• _Objective_:
Lines that include the word "usullari" are the ones to copy.

• _Listing_:
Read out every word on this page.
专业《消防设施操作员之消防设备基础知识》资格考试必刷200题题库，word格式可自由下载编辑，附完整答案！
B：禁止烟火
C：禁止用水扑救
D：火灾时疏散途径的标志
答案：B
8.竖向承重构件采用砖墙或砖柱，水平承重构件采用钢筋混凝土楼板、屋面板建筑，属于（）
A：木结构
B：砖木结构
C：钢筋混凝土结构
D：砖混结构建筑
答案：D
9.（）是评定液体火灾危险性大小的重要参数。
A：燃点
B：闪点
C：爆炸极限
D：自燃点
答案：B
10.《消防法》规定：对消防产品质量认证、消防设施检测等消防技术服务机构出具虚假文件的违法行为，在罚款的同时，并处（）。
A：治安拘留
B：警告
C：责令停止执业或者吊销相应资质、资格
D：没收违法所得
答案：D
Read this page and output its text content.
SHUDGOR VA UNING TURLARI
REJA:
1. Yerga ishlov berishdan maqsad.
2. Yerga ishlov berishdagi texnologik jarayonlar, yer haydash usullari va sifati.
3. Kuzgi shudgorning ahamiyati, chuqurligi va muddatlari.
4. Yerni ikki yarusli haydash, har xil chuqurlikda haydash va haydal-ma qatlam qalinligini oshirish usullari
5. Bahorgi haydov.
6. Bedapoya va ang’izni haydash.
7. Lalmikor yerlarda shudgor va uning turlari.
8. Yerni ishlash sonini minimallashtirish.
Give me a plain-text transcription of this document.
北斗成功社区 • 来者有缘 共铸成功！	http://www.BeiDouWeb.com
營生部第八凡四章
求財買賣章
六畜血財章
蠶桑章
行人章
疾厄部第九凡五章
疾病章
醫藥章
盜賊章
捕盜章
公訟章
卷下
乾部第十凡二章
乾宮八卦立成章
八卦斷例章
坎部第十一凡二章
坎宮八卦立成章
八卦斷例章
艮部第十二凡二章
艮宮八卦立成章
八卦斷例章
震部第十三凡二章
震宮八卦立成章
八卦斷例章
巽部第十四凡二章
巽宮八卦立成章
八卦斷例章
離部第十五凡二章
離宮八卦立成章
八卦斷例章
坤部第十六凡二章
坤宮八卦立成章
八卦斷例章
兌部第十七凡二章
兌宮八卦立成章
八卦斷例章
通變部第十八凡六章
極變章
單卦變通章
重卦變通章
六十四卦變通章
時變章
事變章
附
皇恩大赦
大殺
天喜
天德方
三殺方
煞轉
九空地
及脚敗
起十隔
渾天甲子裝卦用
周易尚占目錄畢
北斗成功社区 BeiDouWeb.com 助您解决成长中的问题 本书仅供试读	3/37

• _Exercise answer_:
2. Yerga ishlov berishdagi texnologik jarayonlar, yer haydash usullari va sifati.
4. Yerni ikki yarusli haydash, har xil chuqurlikda haydash va haydal-ma qatlam qalinligini oshirish usullari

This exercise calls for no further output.